Data records:
↓
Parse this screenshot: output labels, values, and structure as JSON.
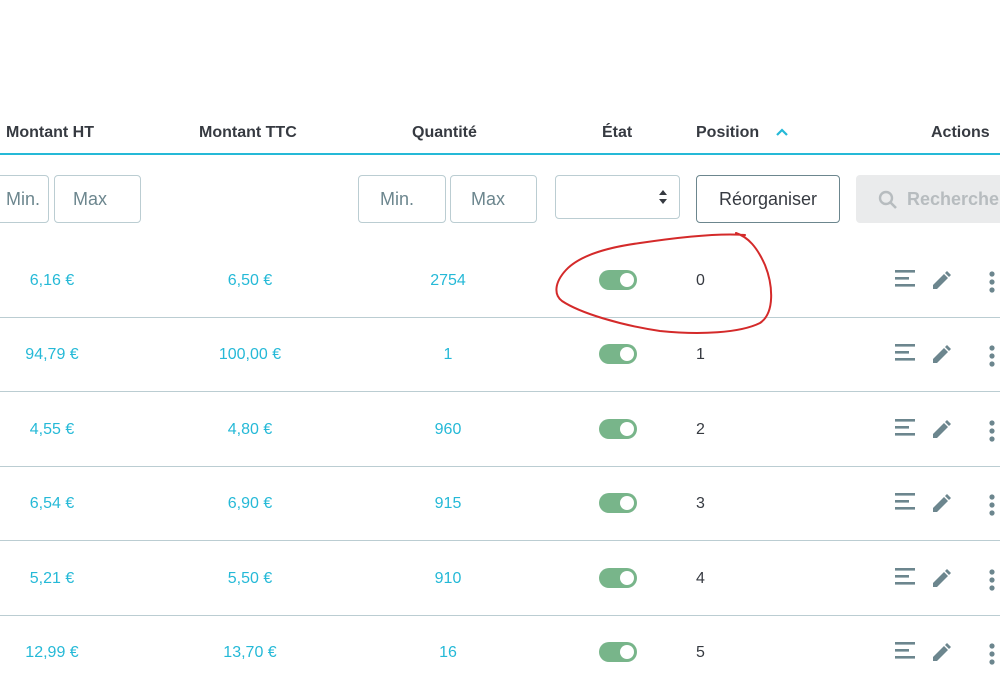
{
  "table": {
    "headers": {
      "montant_ht": "Montant HT",
      "montant_ttc": "Montant TTC",
      "quantite": "Quantité",
      "etat": "État",
      "position": "Position",
      "actions": "Actions"
    },
    "sort_indicator": "position ascending",
    "filters": {
      "ht_min_placeholder": "Min.",
      "ht_max_placeholder": "Max",
      "qty_min_placeholder": "Min.",
      "qty_max_placeholder": "Max",
      "etat_selected": "",
      "reorganize_label": "Réorganiser",
      "search_label": "Rechercher"
    },
    "rows": [
      {
        "ht": "6,16 €",
        "ttc": "6,50 €",
        "qty": "2754",
        "enabled": true,
        "position": "0"
      },
      {
        "ht": "94,79 €",
        "ttc": "100,00 €",
        "qty": "1",
        "enabled": true,
        "position": "1"
      },
      {
        "ht": "4,55 €",
        "ttc": "4,80 €",
        "qty": "960",
        "enabled": true,
        "position": "2"
      },
      {
        "ht": "6,54 €",
        "ttc": "6,90 €",
        "qty": "915",
        "enabled": true,
        "position": "3"
      },
      {
        "ht": "5,21 €",
        "ttc": "5,50 €",
        "qty": "910",
        "enabled": true,
        "position": "4"
      },
      {
        "ht": "12,99 €",
        "ttc": "13,70 €",
        "qty": "16",
        "enabled": true,
        "position": "5"
      }
    ],
    "row_icons": [
      "list-icon",
      "pencil-icon",
      "more-vertical-icon"
    ]
  },
  "annotation": {
    "color": "#d42a2a"
  },
  "colors": {
    "accent": "#25b9d7",
    "toggle_on": "#78b58a",
    "border": "#bbcdd2"
  }
}
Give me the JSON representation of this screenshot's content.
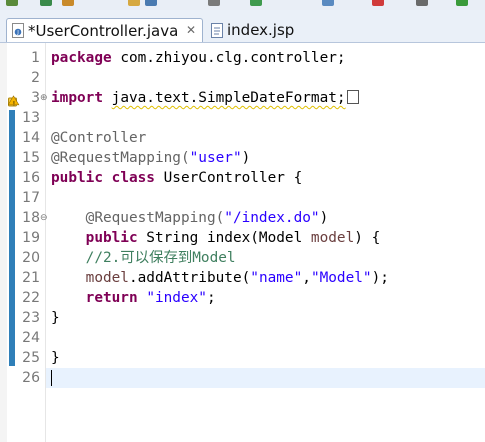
{
  "tabs": [
    {
      "label": "*UserController.java",
      "close": "✕",
      "active": true
    },
    {
      "label": "index.jsp",
      "active": false
    }
  ],
  "editor": {
    "lines": [
      {
        "num": "1",
        "tokens": [
          {
            "t": "package",
            "c": "kw"
          },
          {
            "t": " com.zhiyou.clg.controller;",
            "c": ""
          }
        ]
      },
      {
        "num": "2",
        "tokens": []
      },
      {
        "num": "3",
        "fold": "+",
        "warning": true,
        "tokens": [
          {
            "t": "import",
            "c": "kw"
          },
          {
            "t": " ",
            "c": ""
          },
          {
            "t": "java.text.SimpleDateFormat;",
            "c": "warn"
          }
        ],
        "folded_box": true
      },
      {
        "num": "13",
        "tokens": []
      },
      {
        "num": "14",
        "tokens": [
          {
            "t": "@Controller",
            "c": "ann"
          }
        ]
      },
      {
        "num": "15",
        "tokens": [
          {
            "t": "@RequestMapping(",
            "c": "ann"
          },
          {
            "t": "\"user\"",
            "c": "str"
          },
          {
            "t": ")",
            "c": ""
          }
        ]
      },
      {
        "num": "16",
        "tokens": [
          {
            "t": "public",
            "c": "kw"
          },
          {
            "t": " ",
            "c": ""
          },
          {
            "t": "class",
            "c": "kw"
          },
          {
            "t": " UserController {",
            "c": ""
          }
        ]
      },
      {
        "num": "17",
        "tokens": []
      },
      {
        "num": "18",
        "fold": "−",
        "tokens": [
          {
            "t": "    @RequestMapping(",
            "c": "ann"
          },
          {
            "t": "\"/index.do\"",
            "c": "str"
          },
          {
            "t": ")",
            "c": ""
          }
        ]
      },
      {
        "num": "19",
        "tokens": [
          {
            "t": "    ",
            "c": ""
          },
          {
            "t": "public",
            "c": "kw"
          },
          {
            "t": " String index(Model ",
            "c": ""
          },
          {
            "t": "model",
            "c": "var"
          },
          {
            "t": ") {",
            "c": ""
          }
        ]
      },
      {
        "num": "20",
        "tokens": [
          {
            "t": "    //2.可以保存到Model",
            "c": "cmt"
          }
        ]
      },
      {
        "num": "21",
        "tokens": [
          {
            "t": "    ",
            "c": ""
          },
          {
            "t": "model",
            "c": "var"
          },
          {
            "t": ".addAttribute(",
            "c": ""
          },
          {
            "t": "\"name\"",
            "c": "str"
          },
          {
            "t": ",",
            "c": ""
          },
          {
            "t": "\"Model\"",
            "c": "str"
          },
          {
            "t": ");",
            "c": ""
          }
        ]
      },
      {
        "num": "22",
        "tokens": [
          {
            "t": "    ",
            "c": ""
          },
          {
            "t": "return",
            "c": "kw"
          },
          {
            "t": " ",
            "c": ""
          },
          {
            "t": "\"index\"",
            "c": "str"
          },
          {
            "t": ";",
            "c": ""
          }
        ]
      },
      {
        "num": "23",
        "tokens": [
          {
            "t": "}",
            "c": ""
          }
        ]
      },
      {
        "num": "24",
        "tokens": []
      },
      {
        "num": "25",
        "tokens": [
          {
            "t": "}",
            "c": ""
          }
        ]
      },
      {
        "num": "26",
        "tokens": [],
        "current": true
      }
    ]
  },
  "colors": {
    "keyword": "#7f0055",
    "annotation": "#646464",
    "string": "#2a00ff",
    "comment": "#3f7f5f",
    "variable": "#6a3e3e",
    "quick_diff_bar": "#2f7fb8",
    "current_line": "#e8f2fe"
  },
  "icons": {
    "java_file": "java-file-icon",
    "jsp_file": "jsp-file-icon",
    "warning": "warning-icon",
    "close": "close-icon"
  }
}
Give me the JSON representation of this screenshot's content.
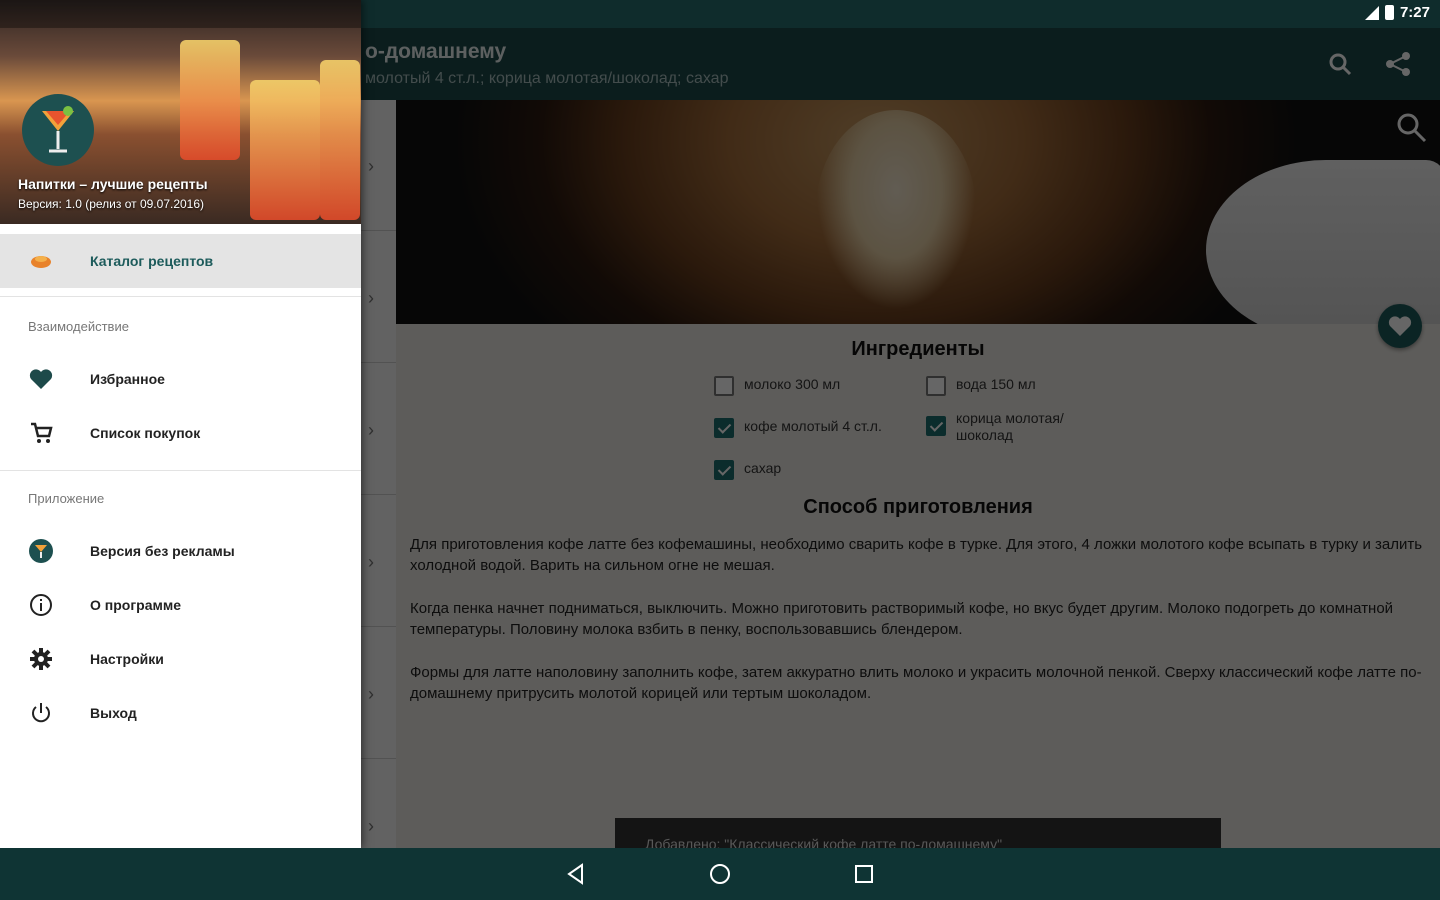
↑
**Do this**
Omit every picture while copying the listing above exactly.

**Finished exercise**
Parse this screenshot: output labels, values, and structure as JSON.
{
  "table": {
    "headers": {
      "montant_ht": "Montant HT",
      "montant_ttc": "Montant TTC",
      "quantite": "Quantité",
      "etat": "État",
      "position": "Position",
      "actions": "Actions"
    },
    "sort_indicator": "position ascending",
    "filters": {
      "ht_min_placeholder": "Min.",
      "ht_max_placeholder": "Max",
      "qty_min_placeholder": "Min.",
      "qty_max_placeholder": "Max",
      "etat_selected": "",
      "reorganize_label": "Réorganiser",
      "search_label": "Rechercher"
    },
    "rows": [
      {
        "ht": "6,16 €",
        "ttc": "6,50 €",
        "qty": "2754",
        "enabled": true,
        "position": "0"
      },
      {
        "ht": "94,79 €",
        "ttc": "100,00 €",
        "qty": "1",
        "enabled": true,
        "position": "1"
      },
      {
        "ht": "4,55 €",
        "ttc": "4,80 €",
        "qty": "960",
        "enabled": true,
        "position": "2"
      },
      {
        "ht": "6,54 €",
        "ttc": "6,90 €",
        "qty": "915",
        "enabled": true,
        "position": "3"
      },
      {
        "ht": "5,21 €",
        "ttc": "5,50 €",
        "qty": "910",
        "enabled": true,
        "position": "4"
      },
      {
        "ht": "12,99 €",
        "ttc": "13,70 €",
        "qty": "16",
        "enabled": true,
        "position": "5"
      }
    ],
    "row_icons": [
      "list-icon",
      "pencil-icon",
      "more-vertical-icon"
    ]
  },
  "annotation": {
    "color": "#d42a2a"
  },
  "colors": {
    "accent": "#25b9d7",
    "toggle_on": "#78b58a",
    "border": "#bbcdd2"
  }
}
Give me the JSON representation of this screenshot's content.
{
  "tabs": [
    {
      "label": "*UserController.java",
      "close": "✕",
      "active": true
    },
    {
      "label": "index.jsp",
      "active": false
    }
  ],
  "editor": {
    "lines": [
      {
        "num": "1",
        "tokens": [
          {
            "t": "package",
            "c": "kw"
          },
          {
            "t": " com.zhiyou.clg.controller;",
            "c": ""
          }
        ]
      },
      {
        "num": "2",
        "tokens": []
      },
      {
        "num": "3",
        "fold": "+",
        "warning": true,
        "tokens": [
          {
            "t": "import",
            "c": "kw"
          },
          {
            "t": " ",
            "c": ""
          },
          {
            "t": "java.text.SimpleDateFormat;",
            "c": "warn"
          }
        ],
        "folded_box": true
      },
      {
        "num": "13",
        "tokens": []
      },
      {
        "num": "14",
        "tokens": [
          {
            "t": "@Controller",
            "c": "ann"
          }
        ]
      },
      {
        "num": "15",
        "tokens": [
          {
            "t": "@RequestMapping(",
            "c": "ann"
          },
          {
            "t": "\"user\"",
            "c": "str"
          },
          {
            "t": ")",
            "c": ""
          }
        ]
      },
      {
        "num": "16",
        "tokens": [
          {
            "t": "public",
            "c": "kw"
          },
          {
            "t": " ",
            "c": ""
          },
          {
            "t": "class",
            "c": "kw"
          },
          {
            "t": " UserController {",
            "c": ""
          }
        ]
      },
      {
        "num": "17",
        "tokens": []
      },
      {
        "num": "18",
        "fold": "−",
        "tokens": [
          {
            "t": "    @RequestMapping(",
            "c": "ann"
          },
          {
            "t": "\"/index.do\"",
            "c": "str"
          },
          {
            "t": ")",
            "c": ""
          }
        ]
      },
      {
        "num": "19",
        "tokens": [
          {
            "t": "    ",
            "c": ""
          },
          {
            "t": "public",
            "c": "kw"
          },
          {
            "t": " String index(Model ",
            "c": ""
          },
          {
            "t": "model",
            "c": "var"
          },
          {
            "t": ") {",
            "c": ""
          }
        ]
      },
      {
        "num": "20",
        "tokens": [
          {
            "t": "    //2.可以保存到Model",
            "c": "cmt"
          }
        ]
      },
      {
        "num": "21",
        "tokens": [
          {
            "t": "    ",
            "c": ""
          },
          {
            "t": "model",
            "c": "var"
          },
          {
            "t": ".addAttribute(",
            "c": ""
          },
          {
            "t": "\"name\"",
            "c": "str"
          },
          {
            "t": ",",
            "c": ""
          },
          {
            "t": "\"Model\"",
            "c": "str"
          },
          {
            "t": ");",
            "c": ""
          }
        ]
      },
      {
        "num": "22",
        "tokens": [
          {
            "t": "    ",
            "c": ""
          },
          {
            "t": "return",
            "c": "kw"
          },
          {
            "t": " ",
            "c": ""
          },
          {
            "t": "\"index\"",
            "c": "str"
          },
          {
            "t": ";",
            "c": ""
          }
        ]
      },
      {
        "num": "23",
        "tokens": [
          {
            "t": "}",
            "c": ""
          }
        ]
      },
      {
        "num": "24",
        "tokens": []
      },
      {
        "num": "25",
        "tokens": [
          {
            "t": "}",
            "c": ""
          }
        ]
      },
      {
        "num": "26",
        "tokens": [],
        "current": true
      }
    ]
  },
  "colors": {
    "keyword": "#7f0055",
    "annotation": "#646464",
    "string": "#2a00ff",
    "comment": "#3f7f5f",
    "variable": "#6a3e3e",
    "quick_diff_bar": "#2f7fb8",
    "current_line": "#e8f2fe"
  },
  "icons": {
    "java_file": "java-file-icon",
    "jsp_file": "jsp-file-icon",
    "warning": "warning-icon",
    "close": "close-icon"
  }
}
Give me the JSON representation of this screenshot's content.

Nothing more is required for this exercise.